WHAT YOU WILL DO: Every line in the listing is to be echoed verbatim.

RECORDS SUPPLIED:
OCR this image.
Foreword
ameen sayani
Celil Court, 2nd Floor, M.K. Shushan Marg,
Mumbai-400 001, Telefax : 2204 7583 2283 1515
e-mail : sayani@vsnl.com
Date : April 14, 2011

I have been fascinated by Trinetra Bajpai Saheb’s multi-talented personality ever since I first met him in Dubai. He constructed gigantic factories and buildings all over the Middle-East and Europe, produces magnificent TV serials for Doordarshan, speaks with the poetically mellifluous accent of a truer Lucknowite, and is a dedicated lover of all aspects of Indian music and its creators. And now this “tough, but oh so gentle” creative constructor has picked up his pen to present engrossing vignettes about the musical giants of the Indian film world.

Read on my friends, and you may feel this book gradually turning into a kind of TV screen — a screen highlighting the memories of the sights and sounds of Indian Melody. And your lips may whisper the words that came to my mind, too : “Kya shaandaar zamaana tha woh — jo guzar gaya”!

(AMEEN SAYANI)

ANSWER TO THIS EXERCISE:
OCR this image.
Foreword
ameen sayani
Celil Court, 2nd Floor, M.K. Shushan Marg,
Mumbai-400 001, Telefax : 2204 7583 2283 1515
e-mail : sayani@vsnl.com
Date : April 14, 2011

I have been fascinated by Trinetra Bajpai Saheb’s multi-talented personality ever since I first met him in Dubai. He constructed gigantic factories and buildings all over the Middle-East and Europe, produces magnificent TV serials for Doordarshan, speaks with the poetically mellifluous accent of a truer Lucknowite, and is a dedicated lover of all aspects of Indian music and its creators. And now this “tough, but oh so gentle” creative constructor has picked up his pen to present engrossing vignettes about the musical giants of the Indian film world.

Read on my friends, and you may feel this book gradually turning into a kind of TV screen — a screen highlighting the memories of the sights and sounds of Indian Melody. And your lips may whisper the words that came to my mind, too : “Kya shaandaar zamaana tha woh — jo guzar gaya”!

(AMEEN SAYANI)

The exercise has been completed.